** begin Stored data **
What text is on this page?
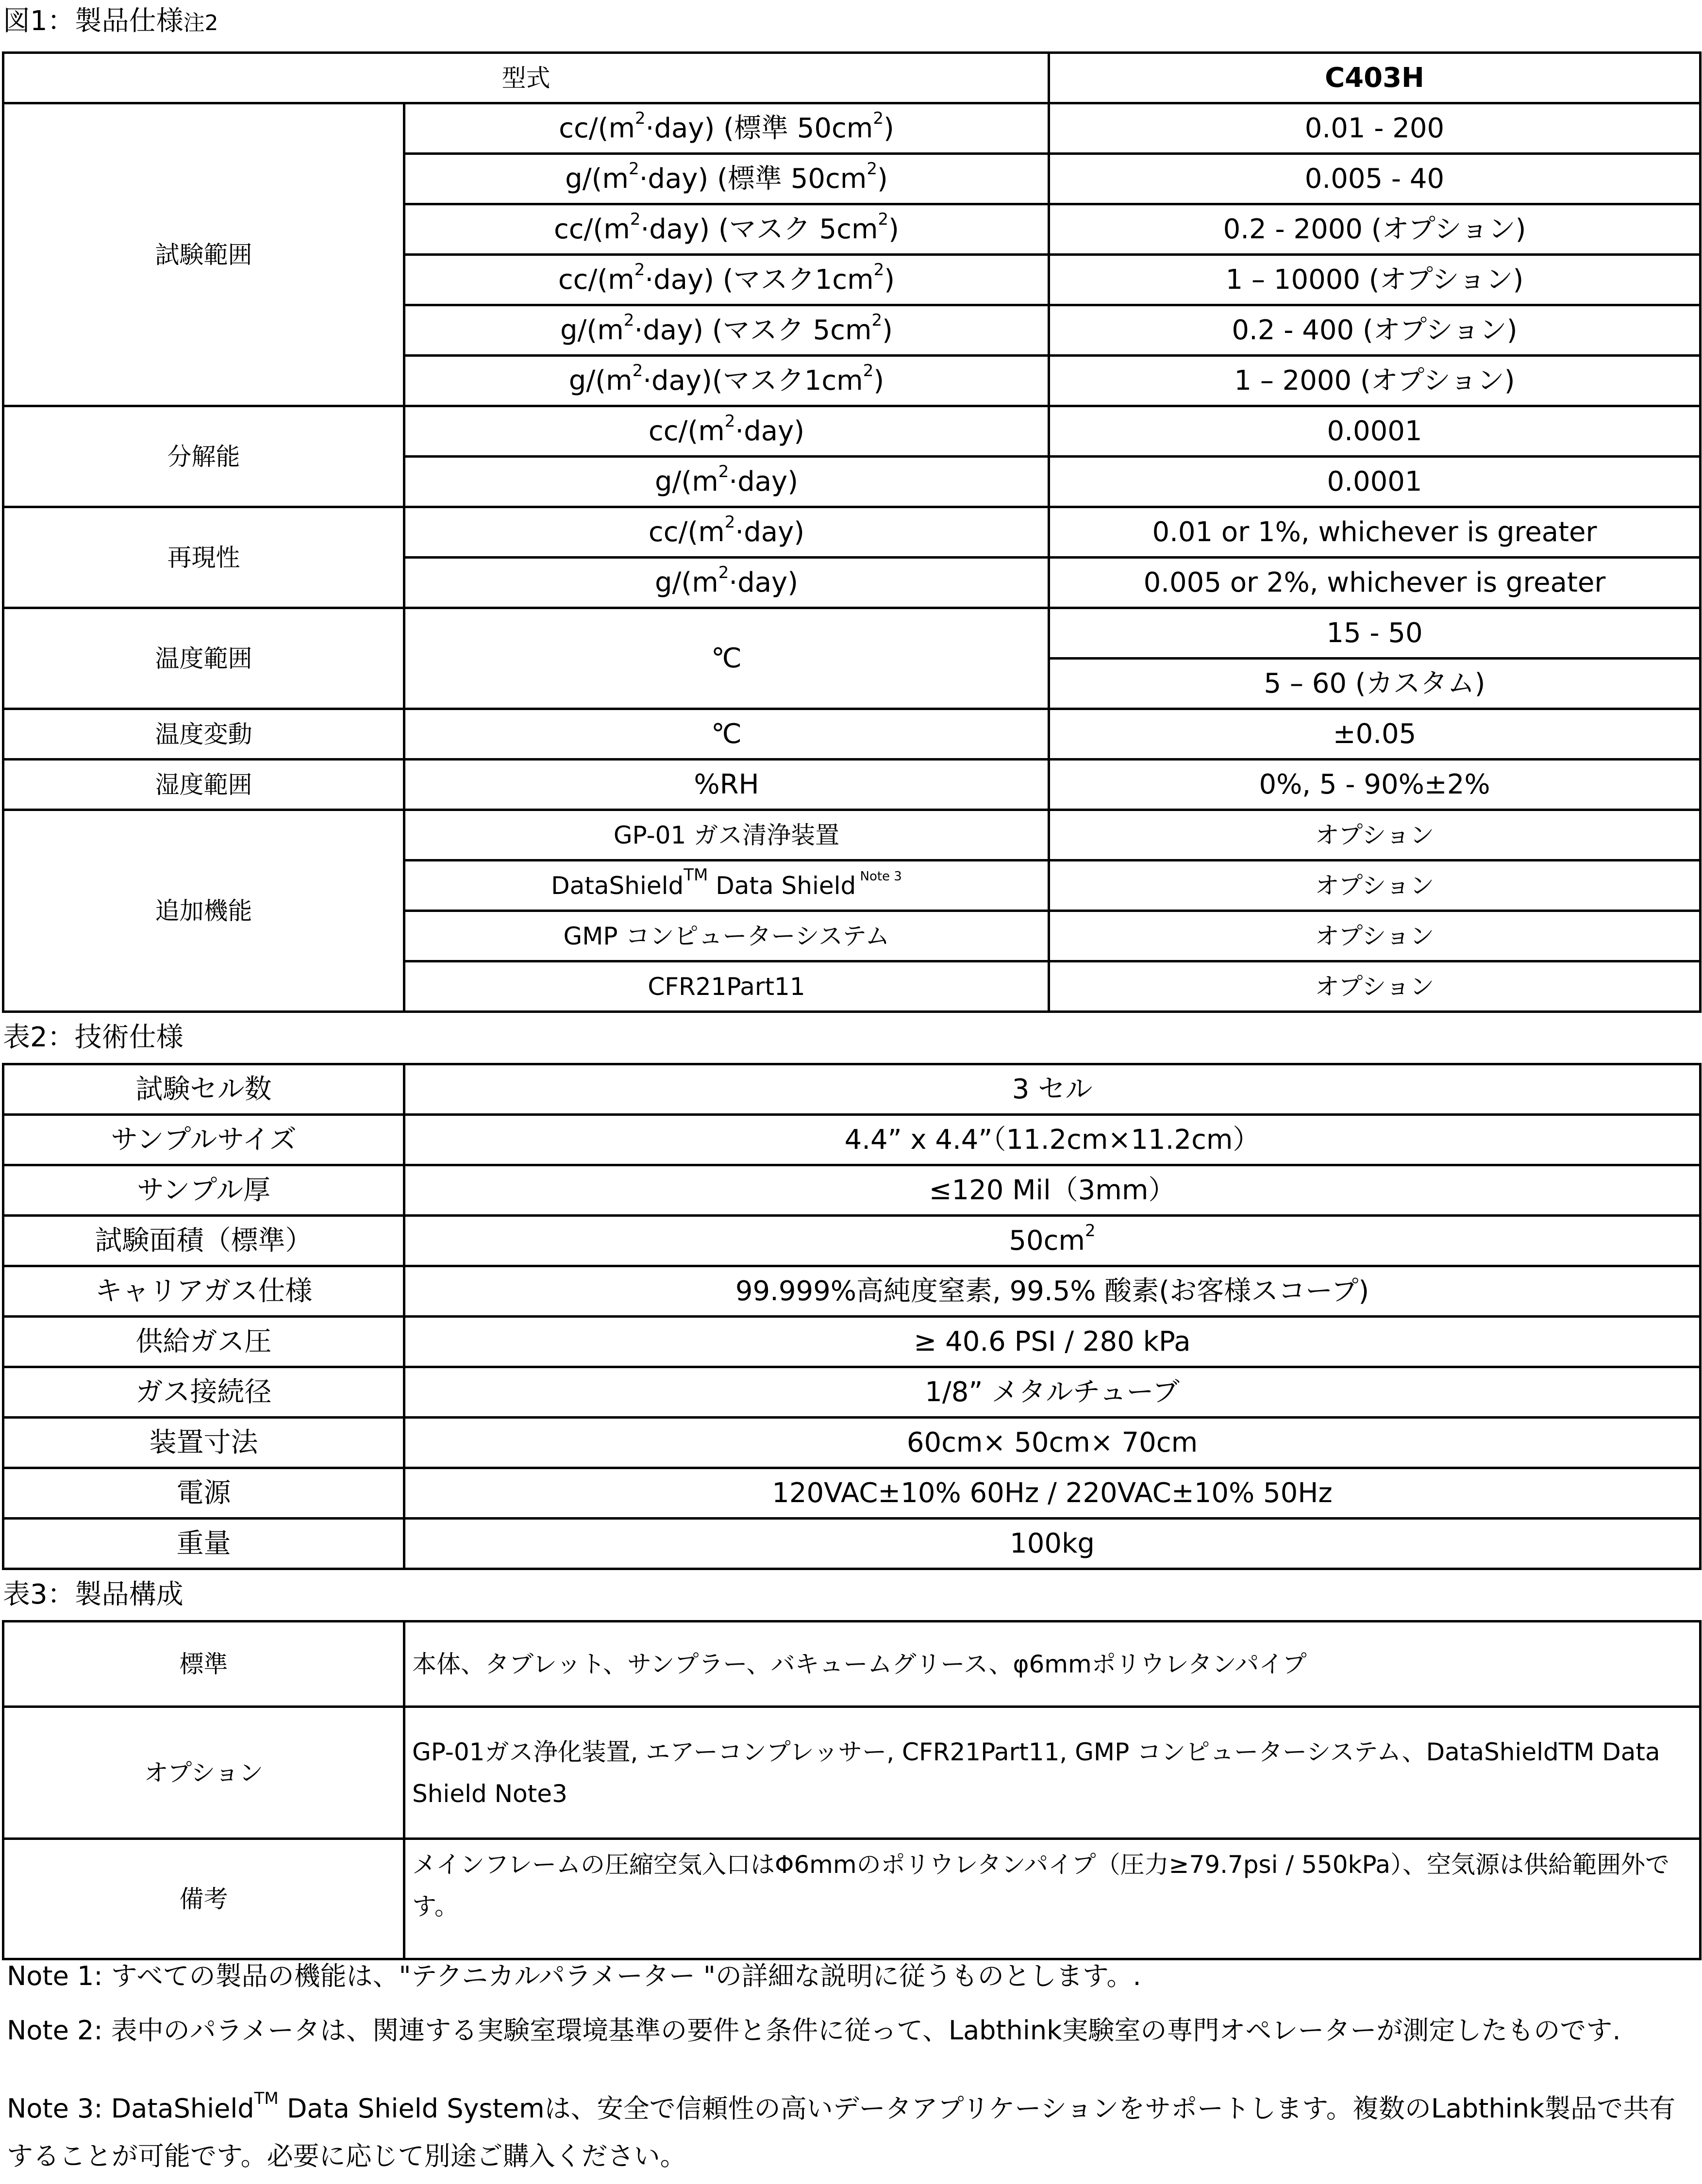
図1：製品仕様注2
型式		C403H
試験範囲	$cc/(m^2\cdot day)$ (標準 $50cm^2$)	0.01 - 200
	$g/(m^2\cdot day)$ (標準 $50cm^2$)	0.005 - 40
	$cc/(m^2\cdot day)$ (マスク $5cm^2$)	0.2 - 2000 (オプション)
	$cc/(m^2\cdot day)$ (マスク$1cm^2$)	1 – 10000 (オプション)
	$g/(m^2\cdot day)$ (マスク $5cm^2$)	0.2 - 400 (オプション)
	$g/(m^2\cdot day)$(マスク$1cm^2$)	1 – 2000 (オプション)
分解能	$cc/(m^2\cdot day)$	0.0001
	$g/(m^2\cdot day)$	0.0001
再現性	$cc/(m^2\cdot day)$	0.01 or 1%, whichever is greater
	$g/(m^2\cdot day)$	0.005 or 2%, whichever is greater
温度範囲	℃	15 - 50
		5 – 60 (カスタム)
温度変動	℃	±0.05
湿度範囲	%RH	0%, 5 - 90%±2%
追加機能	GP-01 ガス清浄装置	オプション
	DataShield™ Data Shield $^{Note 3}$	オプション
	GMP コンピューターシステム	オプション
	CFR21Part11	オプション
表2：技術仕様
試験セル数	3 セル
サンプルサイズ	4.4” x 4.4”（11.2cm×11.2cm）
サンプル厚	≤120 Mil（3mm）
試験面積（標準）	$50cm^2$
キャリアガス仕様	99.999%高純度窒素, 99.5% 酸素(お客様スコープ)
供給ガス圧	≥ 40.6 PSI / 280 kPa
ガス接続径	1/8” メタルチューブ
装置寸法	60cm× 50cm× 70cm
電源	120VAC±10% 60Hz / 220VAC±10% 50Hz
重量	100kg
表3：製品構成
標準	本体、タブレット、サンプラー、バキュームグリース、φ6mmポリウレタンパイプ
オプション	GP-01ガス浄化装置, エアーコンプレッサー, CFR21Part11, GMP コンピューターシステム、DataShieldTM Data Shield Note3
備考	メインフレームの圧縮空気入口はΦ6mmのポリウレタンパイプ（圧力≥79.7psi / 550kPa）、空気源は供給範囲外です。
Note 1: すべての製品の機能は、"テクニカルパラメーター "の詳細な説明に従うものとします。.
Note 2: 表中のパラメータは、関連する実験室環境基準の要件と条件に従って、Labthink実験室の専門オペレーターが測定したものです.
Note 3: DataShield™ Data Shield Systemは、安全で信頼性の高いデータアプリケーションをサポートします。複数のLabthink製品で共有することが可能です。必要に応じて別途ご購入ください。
** end Stored data **
* _What the task asks_:
Find the number of lines in which the word "コンピューターシステム" occurs, and write nothing but that number.

* _Correct answer_:
2